— Begin Exercise materials —

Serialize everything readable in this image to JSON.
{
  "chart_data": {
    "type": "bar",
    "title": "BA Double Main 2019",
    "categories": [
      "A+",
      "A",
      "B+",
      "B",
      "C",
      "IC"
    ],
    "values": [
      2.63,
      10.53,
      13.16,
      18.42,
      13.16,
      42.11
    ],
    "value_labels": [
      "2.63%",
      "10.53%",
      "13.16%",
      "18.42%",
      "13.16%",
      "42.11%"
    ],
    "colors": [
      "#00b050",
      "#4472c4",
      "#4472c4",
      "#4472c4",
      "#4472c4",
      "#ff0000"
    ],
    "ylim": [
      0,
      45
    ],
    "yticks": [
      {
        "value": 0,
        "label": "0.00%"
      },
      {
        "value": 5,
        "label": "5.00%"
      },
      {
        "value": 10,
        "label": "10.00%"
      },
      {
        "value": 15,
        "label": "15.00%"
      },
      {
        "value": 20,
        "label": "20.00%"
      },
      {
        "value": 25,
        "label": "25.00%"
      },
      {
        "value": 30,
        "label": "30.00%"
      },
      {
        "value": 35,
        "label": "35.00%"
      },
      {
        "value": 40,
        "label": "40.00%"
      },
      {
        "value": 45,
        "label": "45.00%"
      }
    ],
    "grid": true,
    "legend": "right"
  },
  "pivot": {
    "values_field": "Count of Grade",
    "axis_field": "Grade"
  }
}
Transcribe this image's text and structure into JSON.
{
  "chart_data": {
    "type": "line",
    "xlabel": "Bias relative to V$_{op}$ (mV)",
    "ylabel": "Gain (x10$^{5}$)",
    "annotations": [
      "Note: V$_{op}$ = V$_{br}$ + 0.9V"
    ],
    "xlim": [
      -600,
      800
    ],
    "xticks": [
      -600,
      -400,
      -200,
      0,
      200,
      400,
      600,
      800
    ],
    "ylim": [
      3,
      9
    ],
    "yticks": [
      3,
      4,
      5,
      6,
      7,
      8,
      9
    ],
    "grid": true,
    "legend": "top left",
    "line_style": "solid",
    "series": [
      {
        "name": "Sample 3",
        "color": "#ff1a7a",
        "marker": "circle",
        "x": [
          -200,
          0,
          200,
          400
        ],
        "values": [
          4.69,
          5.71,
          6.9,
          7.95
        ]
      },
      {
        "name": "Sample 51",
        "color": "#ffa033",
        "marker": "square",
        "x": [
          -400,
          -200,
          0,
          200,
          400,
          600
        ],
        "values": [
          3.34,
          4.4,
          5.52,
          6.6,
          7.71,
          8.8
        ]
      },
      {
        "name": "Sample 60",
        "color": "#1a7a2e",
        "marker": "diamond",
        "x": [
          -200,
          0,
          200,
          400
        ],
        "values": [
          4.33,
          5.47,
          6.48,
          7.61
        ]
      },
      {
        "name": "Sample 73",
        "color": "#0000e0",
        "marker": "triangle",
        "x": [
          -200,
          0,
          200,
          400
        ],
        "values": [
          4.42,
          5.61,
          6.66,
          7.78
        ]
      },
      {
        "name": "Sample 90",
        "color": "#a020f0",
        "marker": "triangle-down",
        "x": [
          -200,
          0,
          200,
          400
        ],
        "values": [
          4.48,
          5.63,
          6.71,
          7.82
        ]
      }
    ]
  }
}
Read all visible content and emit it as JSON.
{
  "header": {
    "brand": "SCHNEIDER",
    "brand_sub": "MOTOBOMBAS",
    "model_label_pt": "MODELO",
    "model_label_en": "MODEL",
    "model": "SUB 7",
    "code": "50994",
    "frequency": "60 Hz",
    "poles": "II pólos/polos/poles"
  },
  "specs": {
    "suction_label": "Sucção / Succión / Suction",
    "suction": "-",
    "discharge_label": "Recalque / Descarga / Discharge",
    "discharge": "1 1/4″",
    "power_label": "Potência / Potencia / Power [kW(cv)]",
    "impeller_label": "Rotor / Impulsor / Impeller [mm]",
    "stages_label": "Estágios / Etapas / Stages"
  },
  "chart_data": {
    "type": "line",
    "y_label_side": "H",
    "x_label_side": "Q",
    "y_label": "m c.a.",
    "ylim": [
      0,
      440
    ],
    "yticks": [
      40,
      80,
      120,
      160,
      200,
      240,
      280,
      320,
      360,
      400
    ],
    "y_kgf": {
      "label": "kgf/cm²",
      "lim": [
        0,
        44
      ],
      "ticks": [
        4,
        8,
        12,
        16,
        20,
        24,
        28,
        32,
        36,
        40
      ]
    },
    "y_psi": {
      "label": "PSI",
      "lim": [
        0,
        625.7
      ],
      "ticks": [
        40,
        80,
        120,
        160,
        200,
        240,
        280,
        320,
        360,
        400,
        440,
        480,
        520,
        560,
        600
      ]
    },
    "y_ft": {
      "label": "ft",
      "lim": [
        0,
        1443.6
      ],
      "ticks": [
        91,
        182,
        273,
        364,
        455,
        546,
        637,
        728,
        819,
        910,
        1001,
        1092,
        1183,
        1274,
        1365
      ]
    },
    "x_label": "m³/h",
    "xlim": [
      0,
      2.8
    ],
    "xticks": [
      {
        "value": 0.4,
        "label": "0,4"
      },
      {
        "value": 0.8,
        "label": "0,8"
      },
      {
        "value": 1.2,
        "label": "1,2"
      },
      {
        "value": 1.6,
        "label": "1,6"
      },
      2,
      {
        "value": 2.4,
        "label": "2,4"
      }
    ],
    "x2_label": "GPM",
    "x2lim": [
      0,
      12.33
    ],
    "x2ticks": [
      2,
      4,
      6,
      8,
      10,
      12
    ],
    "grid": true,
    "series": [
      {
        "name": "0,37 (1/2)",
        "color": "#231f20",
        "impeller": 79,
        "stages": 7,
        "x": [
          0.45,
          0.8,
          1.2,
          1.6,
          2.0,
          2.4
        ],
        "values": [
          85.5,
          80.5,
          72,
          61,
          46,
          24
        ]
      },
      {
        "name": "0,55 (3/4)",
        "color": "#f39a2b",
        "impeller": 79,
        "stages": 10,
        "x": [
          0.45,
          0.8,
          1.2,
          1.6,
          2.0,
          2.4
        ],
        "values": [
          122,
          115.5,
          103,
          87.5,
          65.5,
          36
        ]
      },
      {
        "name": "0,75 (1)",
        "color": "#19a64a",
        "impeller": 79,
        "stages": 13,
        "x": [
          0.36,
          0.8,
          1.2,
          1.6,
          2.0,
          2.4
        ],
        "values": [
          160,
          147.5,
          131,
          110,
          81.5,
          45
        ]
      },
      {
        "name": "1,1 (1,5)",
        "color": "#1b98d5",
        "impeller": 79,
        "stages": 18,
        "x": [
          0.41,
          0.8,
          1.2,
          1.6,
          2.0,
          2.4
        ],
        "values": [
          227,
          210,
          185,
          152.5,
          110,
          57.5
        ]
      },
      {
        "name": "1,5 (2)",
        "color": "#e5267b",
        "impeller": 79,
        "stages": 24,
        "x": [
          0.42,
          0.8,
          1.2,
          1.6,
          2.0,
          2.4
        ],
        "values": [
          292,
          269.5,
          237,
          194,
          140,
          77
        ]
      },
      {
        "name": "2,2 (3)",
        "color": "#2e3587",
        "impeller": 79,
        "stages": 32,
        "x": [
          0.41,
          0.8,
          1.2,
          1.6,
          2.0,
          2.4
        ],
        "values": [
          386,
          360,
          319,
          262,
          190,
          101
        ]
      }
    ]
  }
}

— End Exercise materials —

(Your goal):
Using the material above, copy every line in which the string "Grade" occurs.

(Task solution):
    "values_field": "Count of Grade",
    "axis_field": "Grade"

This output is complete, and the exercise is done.